Each line in the entries below that holds the string "pólu" is to be listed.

Records from a dataset:

┄┄┄┄┄┄

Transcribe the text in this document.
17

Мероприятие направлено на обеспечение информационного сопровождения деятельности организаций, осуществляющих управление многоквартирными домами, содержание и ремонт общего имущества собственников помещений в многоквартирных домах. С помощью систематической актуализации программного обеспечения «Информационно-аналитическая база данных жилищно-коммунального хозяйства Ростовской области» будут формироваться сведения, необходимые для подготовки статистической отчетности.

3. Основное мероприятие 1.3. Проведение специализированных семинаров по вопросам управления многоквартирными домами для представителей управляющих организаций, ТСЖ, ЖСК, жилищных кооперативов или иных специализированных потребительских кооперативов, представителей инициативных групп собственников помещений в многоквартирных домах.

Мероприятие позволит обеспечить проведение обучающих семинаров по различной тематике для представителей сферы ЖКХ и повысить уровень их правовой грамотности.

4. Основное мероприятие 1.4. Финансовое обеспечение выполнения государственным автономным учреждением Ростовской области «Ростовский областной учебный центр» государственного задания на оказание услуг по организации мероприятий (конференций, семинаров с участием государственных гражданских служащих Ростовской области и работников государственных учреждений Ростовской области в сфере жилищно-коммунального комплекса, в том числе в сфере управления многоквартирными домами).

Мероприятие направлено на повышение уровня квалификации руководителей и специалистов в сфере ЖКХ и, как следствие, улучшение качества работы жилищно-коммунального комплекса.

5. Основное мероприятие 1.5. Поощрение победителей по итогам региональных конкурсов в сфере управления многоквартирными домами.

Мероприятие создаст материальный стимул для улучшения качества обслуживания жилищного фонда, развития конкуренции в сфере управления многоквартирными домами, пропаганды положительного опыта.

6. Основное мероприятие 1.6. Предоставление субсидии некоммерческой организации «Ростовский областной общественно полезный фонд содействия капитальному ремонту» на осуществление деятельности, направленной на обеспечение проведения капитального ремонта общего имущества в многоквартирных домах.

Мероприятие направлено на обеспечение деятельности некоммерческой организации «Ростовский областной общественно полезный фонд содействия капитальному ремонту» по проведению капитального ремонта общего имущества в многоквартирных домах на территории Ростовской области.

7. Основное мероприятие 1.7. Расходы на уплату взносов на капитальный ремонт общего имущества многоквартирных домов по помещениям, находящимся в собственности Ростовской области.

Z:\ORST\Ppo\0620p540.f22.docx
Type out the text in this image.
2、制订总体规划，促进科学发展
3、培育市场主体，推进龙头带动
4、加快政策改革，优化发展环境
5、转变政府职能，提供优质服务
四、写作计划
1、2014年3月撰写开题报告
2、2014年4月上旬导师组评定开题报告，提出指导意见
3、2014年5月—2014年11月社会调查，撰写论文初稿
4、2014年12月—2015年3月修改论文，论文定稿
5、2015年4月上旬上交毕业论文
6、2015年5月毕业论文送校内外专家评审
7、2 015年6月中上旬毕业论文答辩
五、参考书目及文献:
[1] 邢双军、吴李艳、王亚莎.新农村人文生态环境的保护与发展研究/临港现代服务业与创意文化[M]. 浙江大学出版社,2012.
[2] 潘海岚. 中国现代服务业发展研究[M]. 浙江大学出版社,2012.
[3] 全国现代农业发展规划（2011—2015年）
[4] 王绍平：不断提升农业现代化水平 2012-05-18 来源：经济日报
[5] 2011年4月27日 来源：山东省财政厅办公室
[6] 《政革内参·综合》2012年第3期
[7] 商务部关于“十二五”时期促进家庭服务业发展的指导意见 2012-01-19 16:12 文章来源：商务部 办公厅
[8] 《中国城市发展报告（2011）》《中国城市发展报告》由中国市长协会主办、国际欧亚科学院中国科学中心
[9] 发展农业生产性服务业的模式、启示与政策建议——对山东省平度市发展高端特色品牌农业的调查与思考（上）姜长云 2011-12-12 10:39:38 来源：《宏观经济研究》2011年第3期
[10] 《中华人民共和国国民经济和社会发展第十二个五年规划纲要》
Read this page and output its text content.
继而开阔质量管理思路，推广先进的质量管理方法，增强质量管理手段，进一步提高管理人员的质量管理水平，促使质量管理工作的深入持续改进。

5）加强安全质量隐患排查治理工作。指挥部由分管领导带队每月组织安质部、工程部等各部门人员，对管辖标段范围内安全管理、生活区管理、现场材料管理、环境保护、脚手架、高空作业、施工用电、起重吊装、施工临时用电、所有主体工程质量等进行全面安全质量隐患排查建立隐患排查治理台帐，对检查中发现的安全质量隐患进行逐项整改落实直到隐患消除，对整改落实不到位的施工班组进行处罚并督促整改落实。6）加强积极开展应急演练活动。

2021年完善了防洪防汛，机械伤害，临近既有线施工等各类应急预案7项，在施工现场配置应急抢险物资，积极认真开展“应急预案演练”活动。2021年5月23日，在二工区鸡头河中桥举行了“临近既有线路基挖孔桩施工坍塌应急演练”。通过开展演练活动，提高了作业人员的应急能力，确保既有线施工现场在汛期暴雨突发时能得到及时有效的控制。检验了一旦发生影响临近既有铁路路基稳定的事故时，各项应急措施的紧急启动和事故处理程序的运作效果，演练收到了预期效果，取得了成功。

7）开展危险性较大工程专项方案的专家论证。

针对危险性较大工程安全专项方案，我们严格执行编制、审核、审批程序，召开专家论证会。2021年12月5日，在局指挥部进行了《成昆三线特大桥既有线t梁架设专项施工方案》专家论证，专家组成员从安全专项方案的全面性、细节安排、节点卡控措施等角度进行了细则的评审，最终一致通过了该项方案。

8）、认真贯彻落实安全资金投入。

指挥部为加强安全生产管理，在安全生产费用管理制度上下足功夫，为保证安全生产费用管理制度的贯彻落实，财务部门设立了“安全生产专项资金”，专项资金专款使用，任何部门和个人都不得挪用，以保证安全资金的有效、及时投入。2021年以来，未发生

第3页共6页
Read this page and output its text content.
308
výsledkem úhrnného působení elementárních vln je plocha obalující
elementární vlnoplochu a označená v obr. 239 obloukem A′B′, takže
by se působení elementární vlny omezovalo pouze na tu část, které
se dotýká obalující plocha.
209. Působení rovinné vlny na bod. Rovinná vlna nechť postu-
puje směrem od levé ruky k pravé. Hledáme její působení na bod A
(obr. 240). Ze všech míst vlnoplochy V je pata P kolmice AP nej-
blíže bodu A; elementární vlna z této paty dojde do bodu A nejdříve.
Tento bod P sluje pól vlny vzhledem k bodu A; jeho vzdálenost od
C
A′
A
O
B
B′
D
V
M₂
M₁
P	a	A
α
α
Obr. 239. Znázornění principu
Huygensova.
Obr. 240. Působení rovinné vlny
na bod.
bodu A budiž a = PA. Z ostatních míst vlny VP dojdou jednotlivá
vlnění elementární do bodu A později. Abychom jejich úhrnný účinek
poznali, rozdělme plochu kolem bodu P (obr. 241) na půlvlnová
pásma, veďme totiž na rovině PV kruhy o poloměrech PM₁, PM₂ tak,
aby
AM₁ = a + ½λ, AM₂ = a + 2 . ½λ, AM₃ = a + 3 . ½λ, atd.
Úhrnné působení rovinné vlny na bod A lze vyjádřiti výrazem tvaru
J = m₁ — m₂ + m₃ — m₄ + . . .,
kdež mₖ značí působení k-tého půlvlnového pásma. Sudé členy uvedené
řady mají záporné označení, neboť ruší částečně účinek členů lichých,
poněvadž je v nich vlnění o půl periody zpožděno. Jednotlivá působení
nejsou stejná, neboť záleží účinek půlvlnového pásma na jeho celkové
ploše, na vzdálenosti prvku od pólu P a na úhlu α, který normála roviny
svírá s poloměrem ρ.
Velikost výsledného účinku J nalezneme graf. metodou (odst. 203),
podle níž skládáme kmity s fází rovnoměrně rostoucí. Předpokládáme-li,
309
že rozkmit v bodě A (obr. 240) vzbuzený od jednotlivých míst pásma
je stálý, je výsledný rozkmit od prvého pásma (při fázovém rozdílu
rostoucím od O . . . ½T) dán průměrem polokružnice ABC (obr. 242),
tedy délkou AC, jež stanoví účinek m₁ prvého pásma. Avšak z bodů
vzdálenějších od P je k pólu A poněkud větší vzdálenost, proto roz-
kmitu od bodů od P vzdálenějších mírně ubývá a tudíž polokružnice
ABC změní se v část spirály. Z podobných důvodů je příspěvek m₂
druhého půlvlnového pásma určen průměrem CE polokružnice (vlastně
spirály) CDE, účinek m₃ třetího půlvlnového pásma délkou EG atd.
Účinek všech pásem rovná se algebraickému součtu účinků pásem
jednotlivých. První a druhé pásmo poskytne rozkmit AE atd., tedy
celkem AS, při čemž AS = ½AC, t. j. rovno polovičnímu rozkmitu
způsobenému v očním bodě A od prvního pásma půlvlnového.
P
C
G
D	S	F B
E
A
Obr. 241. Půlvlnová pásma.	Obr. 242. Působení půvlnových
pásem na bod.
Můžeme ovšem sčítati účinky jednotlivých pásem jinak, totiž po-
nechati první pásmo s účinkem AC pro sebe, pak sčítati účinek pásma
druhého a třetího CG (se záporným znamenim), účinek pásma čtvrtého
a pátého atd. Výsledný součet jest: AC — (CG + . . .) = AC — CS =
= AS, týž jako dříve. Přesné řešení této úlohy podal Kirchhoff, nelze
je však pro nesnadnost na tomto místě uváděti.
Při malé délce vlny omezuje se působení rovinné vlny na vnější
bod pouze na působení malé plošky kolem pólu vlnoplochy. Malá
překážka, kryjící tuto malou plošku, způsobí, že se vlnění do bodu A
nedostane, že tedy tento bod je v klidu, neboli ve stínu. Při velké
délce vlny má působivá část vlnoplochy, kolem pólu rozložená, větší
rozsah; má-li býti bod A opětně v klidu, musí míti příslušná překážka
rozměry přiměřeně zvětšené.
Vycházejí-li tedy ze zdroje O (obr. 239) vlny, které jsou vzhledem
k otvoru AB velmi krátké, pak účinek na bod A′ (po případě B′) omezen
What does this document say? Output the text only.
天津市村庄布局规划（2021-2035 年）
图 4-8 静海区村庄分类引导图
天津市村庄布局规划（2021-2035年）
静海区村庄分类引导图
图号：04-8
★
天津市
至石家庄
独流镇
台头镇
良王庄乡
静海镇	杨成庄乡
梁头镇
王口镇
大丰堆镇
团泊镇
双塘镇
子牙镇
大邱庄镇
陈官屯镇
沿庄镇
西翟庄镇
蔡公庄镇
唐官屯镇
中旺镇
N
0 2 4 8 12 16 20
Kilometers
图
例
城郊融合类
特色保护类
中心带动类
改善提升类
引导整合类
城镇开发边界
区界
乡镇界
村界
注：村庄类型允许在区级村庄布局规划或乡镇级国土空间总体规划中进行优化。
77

┄┄┄┄┄┄

> **EXERCISE RESPONSE**
ploše, na vzdálenosti prvku od pólu P a na úhlu α, který normála roviny
vzdálenějších od P je k pólu A poněkud větší vzdálenost, proto roz-
bod pouze na působení malé plošky kolem pólu vlnoplochy. Malá
délce vlny má působivá část vlnoplochy, kolem pólu rozložená, větší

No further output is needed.